- PROVIDED RECORDS
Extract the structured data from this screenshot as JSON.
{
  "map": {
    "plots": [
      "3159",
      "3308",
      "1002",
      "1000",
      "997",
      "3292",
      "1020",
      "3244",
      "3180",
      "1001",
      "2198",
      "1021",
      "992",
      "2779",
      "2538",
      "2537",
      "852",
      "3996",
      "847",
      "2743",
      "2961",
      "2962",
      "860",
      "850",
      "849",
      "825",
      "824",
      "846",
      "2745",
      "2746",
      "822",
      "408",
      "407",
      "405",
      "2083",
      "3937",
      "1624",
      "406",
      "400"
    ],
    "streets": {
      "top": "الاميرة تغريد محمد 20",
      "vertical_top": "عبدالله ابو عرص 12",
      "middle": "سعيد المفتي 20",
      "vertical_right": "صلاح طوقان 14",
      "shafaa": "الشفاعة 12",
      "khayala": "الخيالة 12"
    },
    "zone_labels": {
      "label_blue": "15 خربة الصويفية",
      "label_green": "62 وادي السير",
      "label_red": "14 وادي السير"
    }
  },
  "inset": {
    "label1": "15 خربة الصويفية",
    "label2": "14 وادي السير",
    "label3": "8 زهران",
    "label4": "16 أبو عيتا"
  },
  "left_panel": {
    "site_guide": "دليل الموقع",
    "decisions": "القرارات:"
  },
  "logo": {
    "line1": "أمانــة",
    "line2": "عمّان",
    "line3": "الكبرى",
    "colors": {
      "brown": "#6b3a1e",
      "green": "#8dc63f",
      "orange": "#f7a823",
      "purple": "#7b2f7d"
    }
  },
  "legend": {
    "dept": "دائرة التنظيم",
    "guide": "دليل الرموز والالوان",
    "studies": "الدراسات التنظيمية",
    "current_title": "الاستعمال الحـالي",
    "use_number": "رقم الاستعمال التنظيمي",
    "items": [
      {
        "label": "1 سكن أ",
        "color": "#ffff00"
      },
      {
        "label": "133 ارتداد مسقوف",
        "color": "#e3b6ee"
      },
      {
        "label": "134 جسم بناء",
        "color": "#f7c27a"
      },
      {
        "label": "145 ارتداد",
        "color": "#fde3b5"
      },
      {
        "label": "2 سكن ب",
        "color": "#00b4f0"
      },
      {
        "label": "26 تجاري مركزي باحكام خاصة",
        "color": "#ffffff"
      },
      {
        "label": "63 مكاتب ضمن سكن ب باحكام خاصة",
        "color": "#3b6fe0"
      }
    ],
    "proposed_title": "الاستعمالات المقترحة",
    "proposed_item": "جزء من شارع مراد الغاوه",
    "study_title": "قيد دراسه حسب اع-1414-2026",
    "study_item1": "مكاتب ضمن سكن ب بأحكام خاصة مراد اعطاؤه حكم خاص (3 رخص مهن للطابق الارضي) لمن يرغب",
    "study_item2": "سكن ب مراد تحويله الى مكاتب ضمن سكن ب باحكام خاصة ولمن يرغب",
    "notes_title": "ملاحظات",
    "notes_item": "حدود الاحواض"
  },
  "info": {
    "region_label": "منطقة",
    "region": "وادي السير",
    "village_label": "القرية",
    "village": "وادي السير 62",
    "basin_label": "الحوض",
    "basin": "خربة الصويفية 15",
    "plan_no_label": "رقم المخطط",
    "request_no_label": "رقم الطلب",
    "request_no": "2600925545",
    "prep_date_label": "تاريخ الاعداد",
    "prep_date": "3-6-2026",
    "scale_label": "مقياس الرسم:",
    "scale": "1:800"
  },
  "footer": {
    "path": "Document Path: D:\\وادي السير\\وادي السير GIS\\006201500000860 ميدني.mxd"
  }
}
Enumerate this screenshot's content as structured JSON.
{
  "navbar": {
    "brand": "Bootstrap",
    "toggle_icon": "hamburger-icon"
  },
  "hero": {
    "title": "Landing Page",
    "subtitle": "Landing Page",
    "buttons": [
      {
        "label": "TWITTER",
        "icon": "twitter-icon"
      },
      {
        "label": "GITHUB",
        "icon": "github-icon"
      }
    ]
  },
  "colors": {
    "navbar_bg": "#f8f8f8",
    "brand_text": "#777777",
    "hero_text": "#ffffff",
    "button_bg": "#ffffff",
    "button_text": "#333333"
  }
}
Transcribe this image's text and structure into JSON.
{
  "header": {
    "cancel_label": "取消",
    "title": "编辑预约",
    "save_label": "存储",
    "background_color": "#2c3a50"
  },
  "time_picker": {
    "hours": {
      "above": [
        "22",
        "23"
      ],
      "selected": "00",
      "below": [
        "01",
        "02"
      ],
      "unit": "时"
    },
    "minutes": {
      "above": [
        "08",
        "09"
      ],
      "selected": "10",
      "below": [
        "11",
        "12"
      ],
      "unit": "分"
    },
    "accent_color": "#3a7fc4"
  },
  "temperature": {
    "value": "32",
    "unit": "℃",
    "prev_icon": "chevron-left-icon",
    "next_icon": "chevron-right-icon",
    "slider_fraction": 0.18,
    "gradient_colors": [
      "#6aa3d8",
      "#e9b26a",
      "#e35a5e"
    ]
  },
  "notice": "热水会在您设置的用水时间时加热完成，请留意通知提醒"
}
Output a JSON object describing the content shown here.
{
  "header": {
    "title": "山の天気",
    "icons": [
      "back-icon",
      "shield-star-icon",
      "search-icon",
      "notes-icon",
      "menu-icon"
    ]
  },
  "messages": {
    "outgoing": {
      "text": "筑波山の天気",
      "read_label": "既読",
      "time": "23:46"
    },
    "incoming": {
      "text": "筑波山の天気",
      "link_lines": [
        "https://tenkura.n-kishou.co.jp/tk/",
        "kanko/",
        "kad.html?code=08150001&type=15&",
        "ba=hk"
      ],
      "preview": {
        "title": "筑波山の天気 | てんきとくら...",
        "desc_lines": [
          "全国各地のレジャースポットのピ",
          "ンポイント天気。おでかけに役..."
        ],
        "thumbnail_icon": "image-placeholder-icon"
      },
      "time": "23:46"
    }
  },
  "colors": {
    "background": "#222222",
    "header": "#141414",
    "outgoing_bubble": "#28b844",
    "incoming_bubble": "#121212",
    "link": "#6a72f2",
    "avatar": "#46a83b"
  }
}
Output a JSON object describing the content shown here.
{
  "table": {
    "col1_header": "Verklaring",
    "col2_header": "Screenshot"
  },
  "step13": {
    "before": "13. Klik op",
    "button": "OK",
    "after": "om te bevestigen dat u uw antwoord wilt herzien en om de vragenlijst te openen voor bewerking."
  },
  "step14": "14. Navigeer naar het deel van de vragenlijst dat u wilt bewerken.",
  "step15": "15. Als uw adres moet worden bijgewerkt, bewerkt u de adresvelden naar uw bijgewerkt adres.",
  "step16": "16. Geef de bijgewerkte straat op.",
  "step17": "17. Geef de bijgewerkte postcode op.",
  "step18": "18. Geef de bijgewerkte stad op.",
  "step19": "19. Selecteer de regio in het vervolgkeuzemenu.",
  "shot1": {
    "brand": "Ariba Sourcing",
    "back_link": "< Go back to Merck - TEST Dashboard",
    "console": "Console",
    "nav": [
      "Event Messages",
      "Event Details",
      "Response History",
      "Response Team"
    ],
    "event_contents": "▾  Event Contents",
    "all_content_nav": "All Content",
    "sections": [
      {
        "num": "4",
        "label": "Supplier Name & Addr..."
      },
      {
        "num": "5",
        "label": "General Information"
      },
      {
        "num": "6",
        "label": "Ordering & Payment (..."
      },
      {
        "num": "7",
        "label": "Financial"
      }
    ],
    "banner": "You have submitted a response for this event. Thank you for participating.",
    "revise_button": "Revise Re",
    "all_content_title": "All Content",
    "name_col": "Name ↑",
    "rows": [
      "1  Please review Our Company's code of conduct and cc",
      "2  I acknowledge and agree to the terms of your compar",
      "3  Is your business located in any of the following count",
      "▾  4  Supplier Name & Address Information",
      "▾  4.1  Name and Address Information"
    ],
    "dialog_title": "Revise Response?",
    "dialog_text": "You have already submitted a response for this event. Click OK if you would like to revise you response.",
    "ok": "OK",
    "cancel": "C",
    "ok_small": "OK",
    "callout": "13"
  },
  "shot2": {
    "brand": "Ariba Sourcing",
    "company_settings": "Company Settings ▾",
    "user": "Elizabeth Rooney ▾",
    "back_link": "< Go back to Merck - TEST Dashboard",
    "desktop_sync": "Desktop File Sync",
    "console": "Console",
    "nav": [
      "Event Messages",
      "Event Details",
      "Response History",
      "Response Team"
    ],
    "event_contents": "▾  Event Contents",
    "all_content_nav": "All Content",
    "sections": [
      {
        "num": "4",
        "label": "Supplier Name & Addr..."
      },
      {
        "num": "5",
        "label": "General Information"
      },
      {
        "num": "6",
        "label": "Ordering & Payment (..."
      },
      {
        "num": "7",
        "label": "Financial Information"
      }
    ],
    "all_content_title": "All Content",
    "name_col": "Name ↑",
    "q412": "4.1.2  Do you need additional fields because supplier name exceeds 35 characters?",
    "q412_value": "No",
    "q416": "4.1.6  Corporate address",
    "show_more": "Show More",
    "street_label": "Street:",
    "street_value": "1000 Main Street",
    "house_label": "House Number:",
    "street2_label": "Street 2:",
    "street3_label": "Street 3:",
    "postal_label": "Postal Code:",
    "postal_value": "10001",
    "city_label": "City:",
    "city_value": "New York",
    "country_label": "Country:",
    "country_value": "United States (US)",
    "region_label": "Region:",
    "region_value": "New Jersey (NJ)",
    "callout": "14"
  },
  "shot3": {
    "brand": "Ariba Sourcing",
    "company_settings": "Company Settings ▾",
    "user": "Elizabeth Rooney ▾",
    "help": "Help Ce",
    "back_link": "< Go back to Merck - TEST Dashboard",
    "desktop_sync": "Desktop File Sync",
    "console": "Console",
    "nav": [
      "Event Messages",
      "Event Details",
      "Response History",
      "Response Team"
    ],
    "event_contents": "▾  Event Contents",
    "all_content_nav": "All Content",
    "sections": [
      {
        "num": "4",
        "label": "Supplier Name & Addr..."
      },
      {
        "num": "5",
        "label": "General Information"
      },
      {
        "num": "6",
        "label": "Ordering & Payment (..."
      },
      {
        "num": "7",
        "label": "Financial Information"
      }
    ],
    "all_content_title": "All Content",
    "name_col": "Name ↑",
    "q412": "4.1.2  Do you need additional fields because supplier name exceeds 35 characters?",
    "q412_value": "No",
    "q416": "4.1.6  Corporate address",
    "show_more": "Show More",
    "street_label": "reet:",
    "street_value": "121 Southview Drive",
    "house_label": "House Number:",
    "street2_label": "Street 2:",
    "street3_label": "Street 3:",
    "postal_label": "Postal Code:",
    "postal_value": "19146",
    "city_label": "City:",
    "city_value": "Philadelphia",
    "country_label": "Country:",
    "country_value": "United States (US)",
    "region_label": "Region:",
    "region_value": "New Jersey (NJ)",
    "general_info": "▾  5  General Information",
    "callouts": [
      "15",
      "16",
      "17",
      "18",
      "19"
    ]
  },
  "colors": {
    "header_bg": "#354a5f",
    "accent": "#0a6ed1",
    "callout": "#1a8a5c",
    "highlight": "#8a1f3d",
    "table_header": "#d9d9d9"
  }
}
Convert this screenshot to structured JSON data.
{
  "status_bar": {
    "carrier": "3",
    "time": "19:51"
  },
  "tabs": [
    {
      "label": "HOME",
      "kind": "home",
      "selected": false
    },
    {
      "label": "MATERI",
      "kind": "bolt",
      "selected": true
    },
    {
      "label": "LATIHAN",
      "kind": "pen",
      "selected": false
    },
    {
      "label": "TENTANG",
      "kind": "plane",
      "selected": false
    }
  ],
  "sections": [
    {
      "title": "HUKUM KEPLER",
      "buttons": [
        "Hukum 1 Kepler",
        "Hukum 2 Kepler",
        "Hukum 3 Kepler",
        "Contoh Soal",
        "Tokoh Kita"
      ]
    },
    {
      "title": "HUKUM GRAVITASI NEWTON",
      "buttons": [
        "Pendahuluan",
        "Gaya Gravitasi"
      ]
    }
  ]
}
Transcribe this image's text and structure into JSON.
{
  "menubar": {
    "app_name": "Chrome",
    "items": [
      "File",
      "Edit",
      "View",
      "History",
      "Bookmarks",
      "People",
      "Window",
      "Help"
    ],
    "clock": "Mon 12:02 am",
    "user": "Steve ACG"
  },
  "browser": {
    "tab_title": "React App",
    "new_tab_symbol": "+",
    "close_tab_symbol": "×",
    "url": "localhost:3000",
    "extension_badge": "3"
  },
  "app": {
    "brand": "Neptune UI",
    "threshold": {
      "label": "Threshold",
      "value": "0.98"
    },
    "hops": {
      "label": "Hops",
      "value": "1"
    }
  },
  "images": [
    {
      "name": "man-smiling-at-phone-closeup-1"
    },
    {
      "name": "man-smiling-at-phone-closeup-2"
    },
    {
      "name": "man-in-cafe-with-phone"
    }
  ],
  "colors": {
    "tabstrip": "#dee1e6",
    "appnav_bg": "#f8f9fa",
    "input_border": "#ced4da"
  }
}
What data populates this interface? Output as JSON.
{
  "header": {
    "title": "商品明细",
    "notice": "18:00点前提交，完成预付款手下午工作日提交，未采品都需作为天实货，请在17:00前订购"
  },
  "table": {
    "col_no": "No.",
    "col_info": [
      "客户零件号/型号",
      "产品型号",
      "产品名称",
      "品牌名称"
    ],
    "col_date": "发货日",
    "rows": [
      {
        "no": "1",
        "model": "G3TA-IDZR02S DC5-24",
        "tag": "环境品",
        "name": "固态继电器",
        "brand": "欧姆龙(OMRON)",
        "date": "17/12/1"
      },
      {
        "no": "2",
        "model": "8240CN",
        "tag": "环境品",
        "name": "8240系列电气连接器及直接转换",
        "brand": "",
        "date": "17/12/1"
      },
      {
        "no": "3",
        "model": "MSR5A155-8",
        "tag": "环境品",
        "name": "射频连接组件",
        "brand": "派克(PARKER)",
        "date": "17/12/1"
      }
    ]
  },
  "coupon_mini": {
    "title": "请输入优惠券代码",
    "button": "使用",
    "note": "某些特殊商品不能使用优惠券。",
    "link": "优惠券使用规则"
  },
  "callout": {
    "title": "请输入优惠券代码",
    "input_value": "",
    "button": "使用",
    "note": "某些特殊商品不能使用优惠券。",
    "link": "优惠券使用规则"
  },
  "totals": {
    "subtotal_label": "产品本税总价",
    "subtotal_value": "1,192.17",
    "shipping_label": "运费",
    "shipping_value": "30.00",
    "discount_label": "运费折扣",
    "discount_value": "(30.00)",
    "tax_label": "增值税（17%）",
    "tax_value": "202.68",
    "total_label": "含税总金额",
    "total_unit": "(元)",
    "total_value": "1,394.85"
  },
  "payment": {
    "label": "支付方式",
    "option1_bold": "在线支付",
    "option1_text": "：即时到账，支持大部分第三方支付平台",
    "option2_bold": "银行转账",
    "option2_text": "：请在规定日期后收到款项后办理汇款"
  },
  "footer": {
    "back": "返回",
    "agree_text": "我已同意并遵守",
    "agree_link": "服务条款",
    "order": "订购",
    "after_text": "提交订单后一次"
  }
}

- TASK DETAILS
Locate the lines above that hold the word "يرغب". Show every one of them.

- FULL OUTPUT
    "study_item1": "مكاتب ضمن سكن ب بأحكام خاصة مراد اعطاؤه حكم خاص (3 رخص مهن للطابق الارضي) لمن يرغب",
    "study_item2": "سكن ب مراد تحويله الى مكاتب ضمن سكن ب باحكام خاصة ولمن يرغب",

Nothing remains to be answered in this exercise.